▶ INSTRUCTIONS TO FOLLOW
Here are some records. Copy each one exactly.

>>>>>

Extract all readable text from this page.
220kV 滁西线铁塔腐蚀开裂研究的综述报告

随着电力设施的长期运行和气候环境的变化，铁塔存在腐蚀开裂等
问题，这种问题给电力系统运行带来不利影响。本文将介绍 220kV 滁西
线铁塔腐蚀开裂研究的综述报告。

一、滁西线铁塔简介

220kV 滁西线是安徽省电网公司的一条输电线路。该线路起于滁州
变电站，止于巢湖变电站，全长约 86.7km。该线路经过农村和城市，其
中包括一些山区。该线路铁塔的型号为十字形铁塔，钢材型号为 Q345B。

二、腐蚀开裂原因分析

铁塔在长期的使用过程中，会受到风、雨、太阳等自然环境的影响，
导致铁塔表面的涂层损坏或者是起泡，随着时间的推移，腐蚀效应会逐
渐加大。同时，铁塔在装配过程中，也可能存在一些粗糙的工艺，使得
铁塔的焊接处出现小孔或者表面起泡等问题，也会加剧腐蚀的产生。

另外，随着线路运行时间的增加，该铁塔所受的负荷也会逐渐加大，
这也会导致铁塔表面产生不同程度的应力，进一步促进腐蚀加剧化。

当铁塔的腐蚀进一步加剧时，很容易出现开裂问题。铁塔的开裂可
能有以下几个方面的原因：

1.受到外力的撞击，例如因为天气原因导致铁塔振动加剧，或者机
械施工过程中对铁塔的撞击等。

<<<<<

▶ FULL OUTPUT
Extract all readable text from this page.
220kV 滁西线铁塔腐蚀开裂研究的综述报告

随着电力设施的长期运行和气候环境的变化，铁塔存在腐蚀开裂等
问题，这种问题给电力系统运行带来不利影响。本文将介绍 220kV 滁西
线铁塔腐蚀开裂研究的综述报告。

一、滁西线铁塔简介

220kV 滁西线是安徽省电网公司的一条输电线路。该线路起于滁州
变电站，止于巢湖变电站，全长约 86.7km。该线路经过农村和城市，其
中包括一些山区。该线路铁塔的型号为十字形铁塔，钢材型号为 Q345B。

二、腐蚀开裂原因分析

铁塔在长期的使用过程中，会受到风、雨、太阳等自然环境的影响，
导致铁塔表面的涂层损坏或者是起泡，随着时间的推移，腐蚀效应会逐
渐加大。同时，铁塔在装配过程中，也可能存在一些粗糙的工艺，使得
铁塔的焊接处出现小孔或者表面起泡等问题，也会加剧腐蚀的产生。

另外，随着线路运行时间的增加，该铁塔所受的负荷也会逐渐加大，
这也会导致铁塔表面产生不同程度的应力，进一步促进腐蚀加剧化。

当铁塔的腐蚀进一步加剧时，很容易出现开裂问题。铁塔的开裂可
能有以下几个方面的原因：

1.受到外力的撞击，例如因为天气原因导致铁塔振动加剧，或者机
械施工过程中对铁塔的撞击等。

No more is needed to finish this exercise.